#### JOB:
Check each line of the records below and collect those that include the word "this".

#### RECORDED DATA:
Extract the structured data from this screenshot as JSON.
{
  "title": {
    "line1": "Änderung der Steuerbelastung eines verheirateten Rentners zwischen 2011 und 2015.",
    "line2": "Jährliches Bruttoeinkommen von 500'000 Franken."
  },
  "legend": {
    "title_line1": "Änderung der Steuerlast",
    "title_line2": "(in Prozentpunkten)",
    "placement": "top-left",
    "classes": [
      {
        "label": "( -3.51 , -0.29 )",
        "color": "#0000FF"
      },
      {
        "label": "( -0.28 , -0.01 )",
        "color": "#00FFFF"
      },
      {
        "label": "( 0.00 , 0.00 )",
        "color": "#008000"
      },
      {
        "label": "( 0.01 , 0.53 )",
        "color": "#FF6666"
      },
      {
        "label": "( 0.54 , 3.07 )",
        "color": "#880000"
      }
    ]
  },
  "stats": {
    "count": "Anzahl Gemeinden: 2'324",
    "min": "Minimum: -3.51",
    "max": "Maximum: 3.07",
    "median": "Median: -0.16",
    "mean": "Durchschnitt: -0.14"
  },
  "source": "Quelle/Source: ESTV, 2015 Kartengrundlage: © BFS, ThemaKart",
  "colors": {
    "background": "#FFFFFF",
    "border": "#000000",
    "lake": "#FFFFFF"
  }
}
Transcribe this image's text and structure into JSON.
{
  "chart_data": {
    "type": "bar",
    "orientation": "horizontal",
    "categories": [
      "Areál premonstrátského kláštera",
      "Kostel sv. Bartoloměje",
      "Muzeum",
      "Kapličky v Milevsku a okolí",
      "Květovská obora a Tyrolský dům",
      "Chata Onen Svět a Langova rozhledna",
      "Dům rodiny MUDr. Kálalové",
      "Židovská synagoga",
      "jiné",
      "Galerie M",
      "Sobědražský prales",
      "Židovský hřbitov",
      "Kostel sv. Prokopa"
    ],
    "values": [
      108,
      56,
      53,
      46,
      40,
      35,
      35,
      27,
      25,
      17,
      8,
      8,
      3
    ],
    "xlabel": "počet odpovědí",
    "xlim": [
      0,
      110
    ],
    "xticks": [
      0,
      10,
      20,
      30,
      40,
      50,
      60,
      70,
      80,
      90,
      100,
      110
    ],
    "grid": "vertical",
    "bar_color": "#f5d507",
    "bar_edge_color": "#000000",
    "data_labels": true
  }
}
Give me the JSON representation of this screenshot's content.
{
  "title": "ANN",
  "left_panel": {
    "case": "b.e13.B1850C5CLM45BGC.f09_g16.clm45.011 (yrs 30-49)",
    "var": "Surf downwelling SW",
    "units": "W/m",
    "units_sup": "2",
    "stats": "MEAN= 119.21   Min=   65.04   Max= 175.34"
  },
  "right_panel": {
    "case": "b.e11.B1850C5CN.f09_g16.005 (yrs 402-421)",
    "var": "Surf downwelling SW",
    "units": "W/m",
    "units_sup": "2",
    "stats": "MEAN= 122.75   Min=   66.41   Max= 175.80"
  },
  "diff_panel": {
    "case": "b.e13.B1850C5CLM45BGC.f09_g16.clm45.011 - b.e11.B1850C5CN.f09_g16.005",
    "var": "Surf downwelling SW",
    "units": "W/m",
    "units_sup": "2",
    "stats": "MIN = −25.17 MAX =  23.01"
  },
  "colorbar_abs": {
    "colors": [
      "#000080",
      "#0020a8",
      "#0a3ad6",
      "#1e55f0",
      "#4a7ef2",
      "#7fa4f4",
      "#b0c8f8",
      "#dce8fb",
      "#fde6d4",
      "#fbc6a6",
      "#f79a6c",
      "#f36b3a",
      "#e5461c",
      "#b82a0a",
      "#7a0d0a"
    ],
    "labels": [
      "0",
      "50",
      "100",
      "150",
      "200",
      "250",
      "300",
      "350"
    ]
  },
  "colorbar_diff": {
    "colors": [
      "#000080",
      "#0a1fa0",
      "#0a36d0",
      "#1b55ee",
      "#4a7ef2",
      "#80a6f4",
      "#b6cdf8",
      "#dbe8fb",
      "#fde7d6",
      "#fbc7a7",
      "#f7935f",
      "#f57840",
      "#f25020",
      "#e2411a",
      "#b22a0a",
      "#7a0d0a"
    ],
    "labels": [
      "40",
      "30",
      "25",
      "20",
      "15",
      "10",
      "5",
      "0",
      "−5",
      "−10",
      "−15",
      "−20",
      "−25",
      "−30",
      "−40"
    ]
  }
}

#### WRITTEN SOLUTION:
Extract the structured data from this screenshot as JSON.
Transcribe this image's text and structure into JSON.
Give me the JSON representation of this screenshot's content.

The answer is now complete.